- _Problem to work on_: Locate each line containing the string "container" and copy it out.

- _The records_:
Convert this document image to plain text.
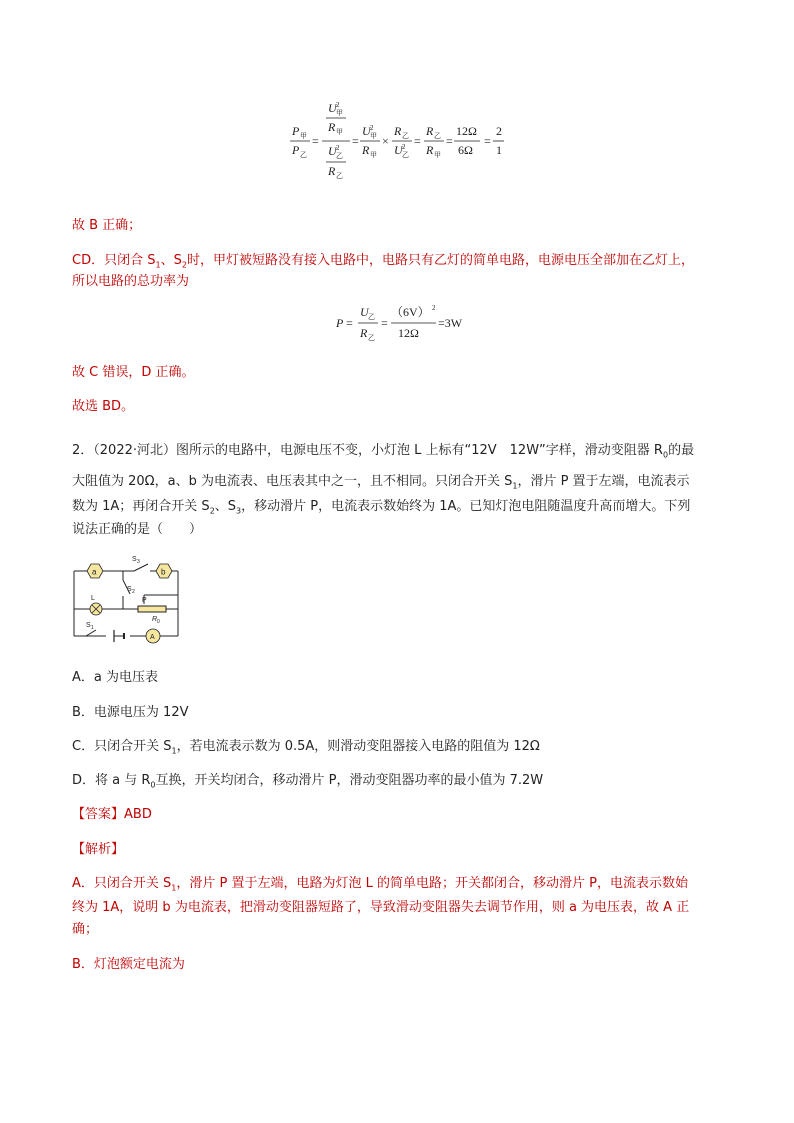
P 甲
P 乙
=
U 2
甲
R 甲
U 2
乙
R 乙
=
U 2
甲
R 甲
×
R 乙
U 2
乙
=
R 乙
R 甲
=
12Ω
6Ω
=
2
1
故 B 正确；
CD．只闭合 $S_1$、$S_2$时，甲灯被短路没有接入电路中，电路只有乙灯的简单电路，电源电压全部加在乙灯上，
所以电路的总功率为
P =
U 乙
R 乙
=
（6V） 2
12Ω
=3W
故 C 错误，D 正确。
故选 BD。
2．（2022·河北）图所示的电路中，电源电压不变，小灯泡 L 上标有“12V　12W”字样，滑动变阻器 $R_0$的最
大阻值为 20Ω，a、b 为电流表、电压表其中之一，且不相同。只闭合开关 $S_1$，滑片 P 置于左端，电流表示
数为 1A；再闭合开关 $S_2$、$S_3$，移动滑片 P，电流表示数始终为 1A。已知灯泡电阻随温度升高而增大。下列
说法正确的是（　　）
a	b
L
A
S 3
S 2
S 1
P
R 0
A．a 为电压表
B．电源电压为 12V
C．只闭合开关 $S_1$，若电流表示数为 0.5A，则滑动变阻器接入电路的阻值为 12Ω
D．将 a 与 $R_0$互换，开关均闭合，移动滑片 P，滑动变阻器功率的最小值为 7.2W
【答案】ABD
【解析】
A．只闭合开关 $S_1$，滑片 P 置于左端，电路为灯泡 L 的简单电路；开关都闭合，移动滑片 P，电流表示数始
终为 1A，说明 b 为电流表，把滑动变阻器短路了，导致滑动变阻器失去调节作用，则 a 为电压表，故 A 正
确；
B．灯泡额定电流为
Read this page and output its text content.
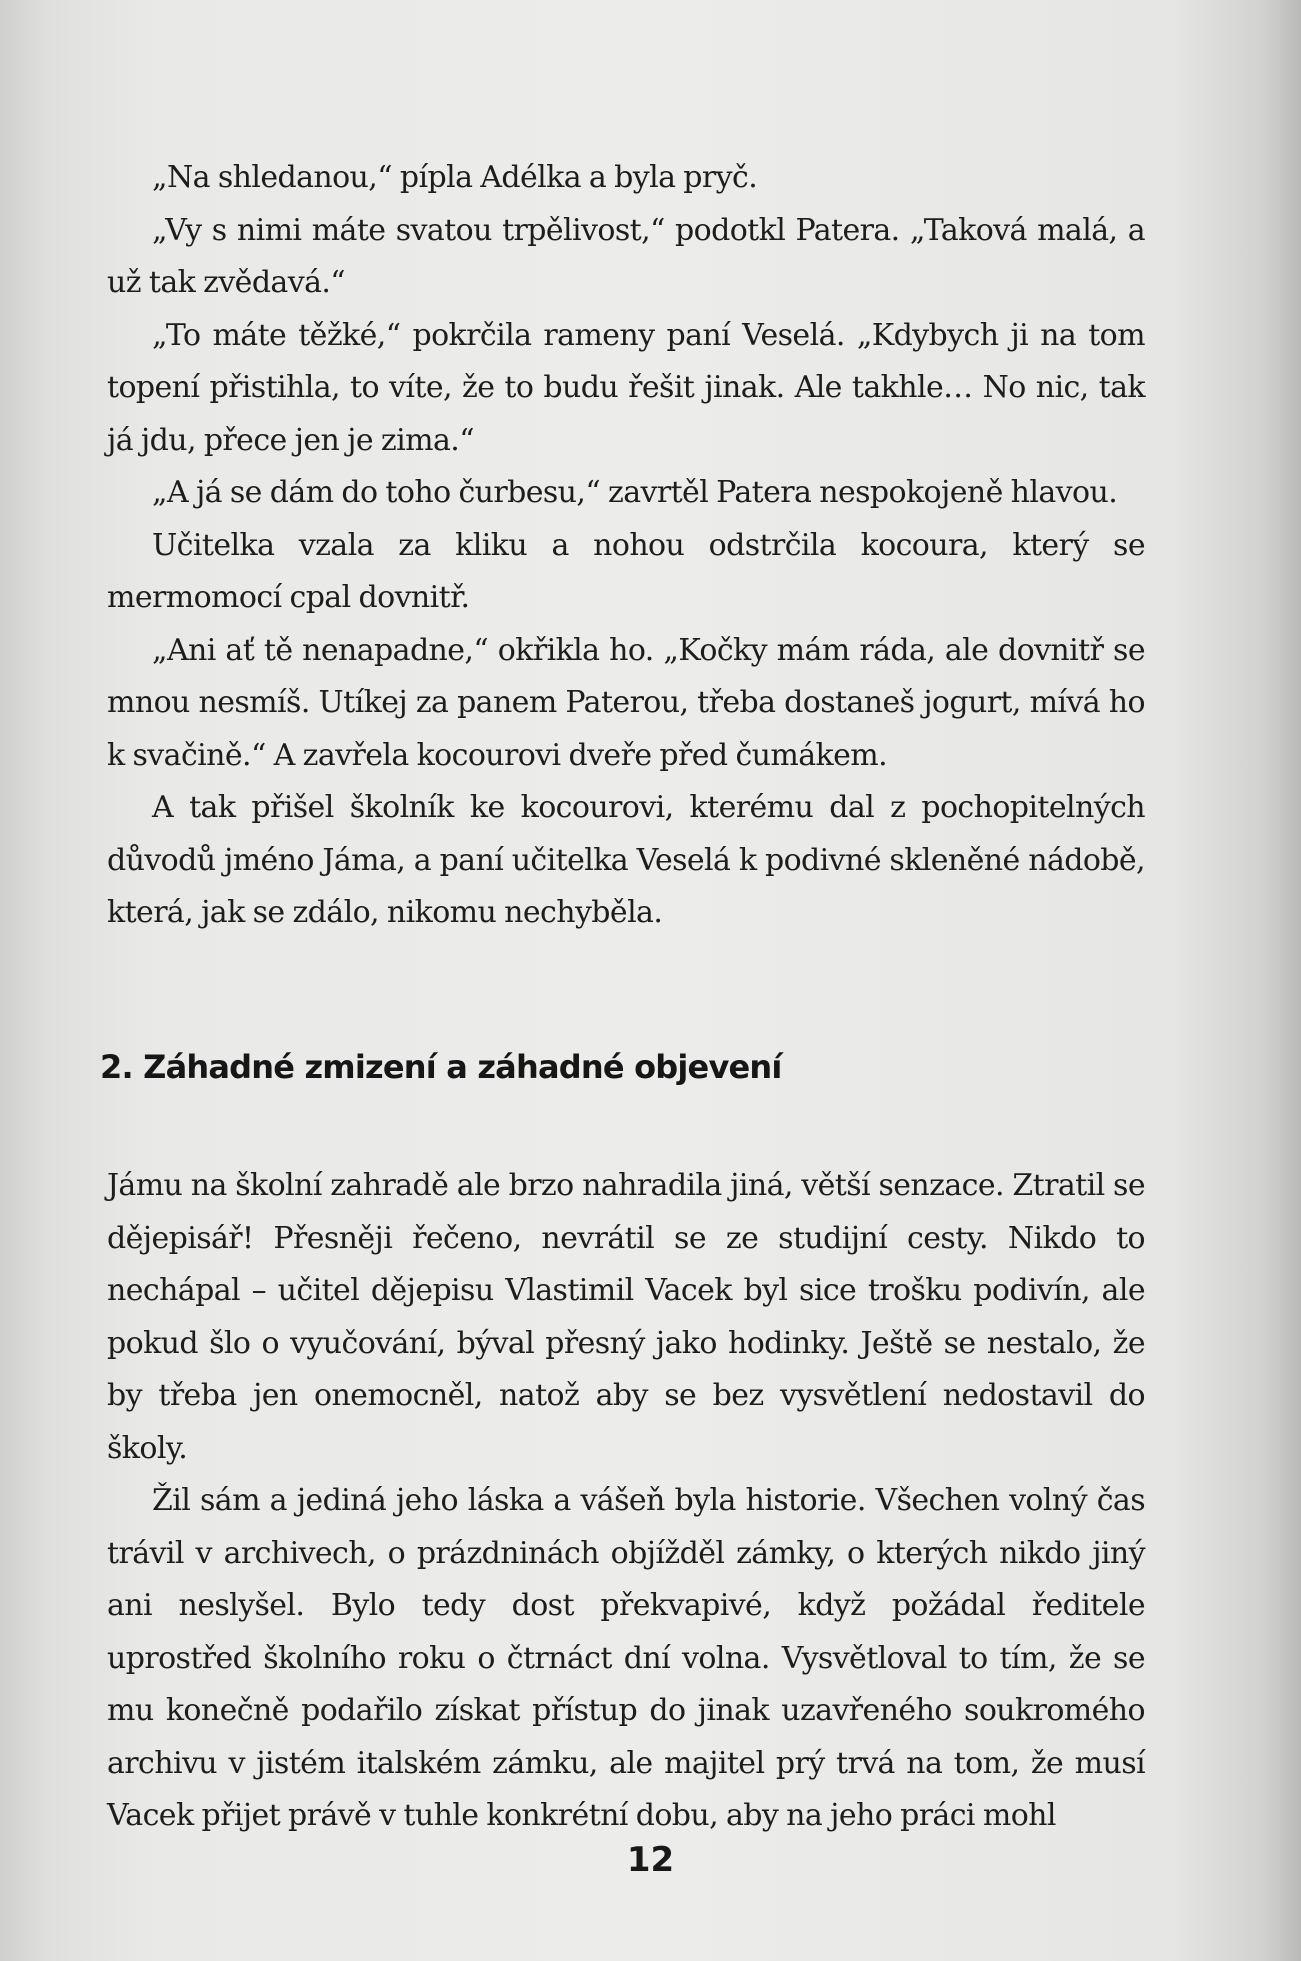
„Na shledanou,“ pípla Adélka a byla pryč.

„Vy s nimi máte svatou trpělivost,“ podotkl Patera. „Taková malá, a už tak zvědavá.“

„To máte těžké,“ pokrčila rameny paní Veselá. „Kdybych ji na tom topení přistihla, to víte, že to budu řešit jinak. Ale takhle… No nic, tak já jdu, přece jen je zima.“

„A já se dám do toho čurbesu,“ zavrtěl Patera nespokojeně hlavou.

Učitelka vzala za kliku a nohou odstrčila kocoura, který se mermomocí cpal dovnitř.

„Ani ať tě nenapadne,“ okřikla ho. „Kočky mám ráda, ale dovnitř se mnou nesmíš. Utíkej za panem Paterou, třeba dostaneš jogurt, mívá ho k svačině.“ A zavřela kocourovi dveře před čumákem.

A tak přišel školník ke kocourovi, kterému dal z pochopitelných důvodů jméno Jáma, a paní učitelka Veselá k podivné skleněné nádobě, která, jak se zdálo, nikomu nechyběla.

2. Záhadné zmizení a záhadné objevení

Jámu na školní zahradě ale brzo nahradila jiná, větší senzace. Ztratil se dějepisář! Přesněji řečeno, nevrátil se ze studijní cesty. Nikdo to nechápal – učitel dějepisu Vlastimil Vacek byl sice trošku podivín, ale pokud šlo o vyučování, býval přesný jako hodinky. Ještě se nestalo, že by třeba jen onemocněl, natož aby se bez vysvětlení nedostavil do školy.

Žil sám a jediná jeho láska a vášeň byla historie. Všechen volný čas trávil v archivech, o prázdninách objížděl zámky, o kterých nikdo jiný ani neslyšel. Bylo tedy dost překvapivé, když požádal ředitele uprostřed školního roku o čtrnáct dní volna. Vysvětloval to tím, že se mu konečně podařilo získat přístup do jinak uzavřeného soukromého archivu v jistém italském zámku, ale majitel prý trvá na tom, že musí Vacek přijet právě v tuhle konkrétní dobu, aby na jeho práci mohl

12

* * *

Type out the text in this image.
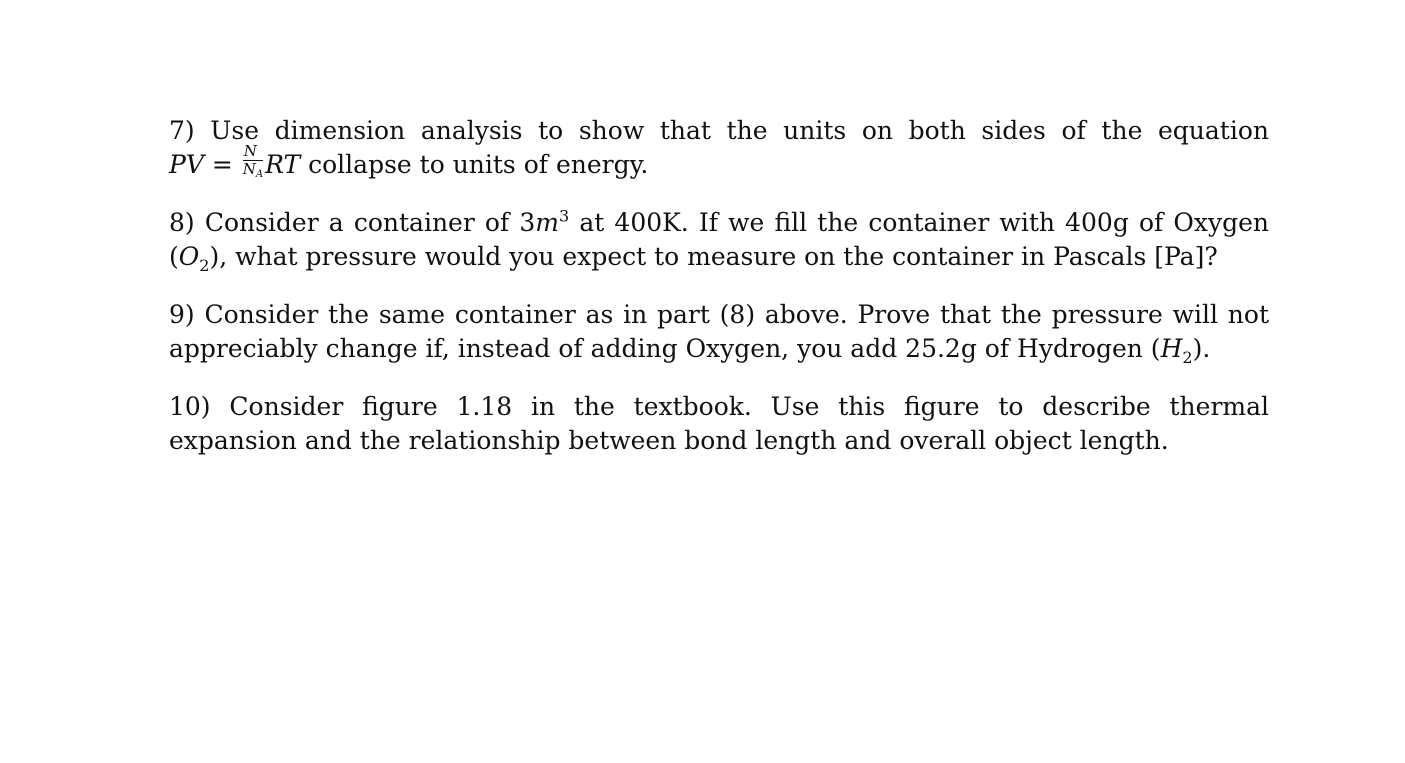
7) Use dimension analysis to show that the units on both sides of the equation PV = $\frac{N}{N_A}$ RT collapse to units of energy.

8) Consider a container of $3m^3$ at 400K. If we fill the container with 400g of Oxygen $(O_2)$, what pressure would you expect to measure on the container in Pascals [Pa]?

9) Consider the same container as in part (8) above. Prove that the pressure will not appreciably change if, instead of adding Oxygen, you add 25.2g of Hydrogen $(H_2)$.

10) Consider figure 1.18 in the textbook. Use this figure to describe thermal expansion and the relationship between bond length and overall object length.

- _Written solution_:
8) Consider a container of $3m^3$ at 400K. If we fill the container with 400g of Oxygen $(O_2)$, what pressure would you expect to measure on the container in Pascals [Pa]?
9) Consider the same container as in part (8) above. Prove that the pressure will not appreciably change if, instead of adding Oxygen, you add 25.2g of Hydrogen $(H_2)$.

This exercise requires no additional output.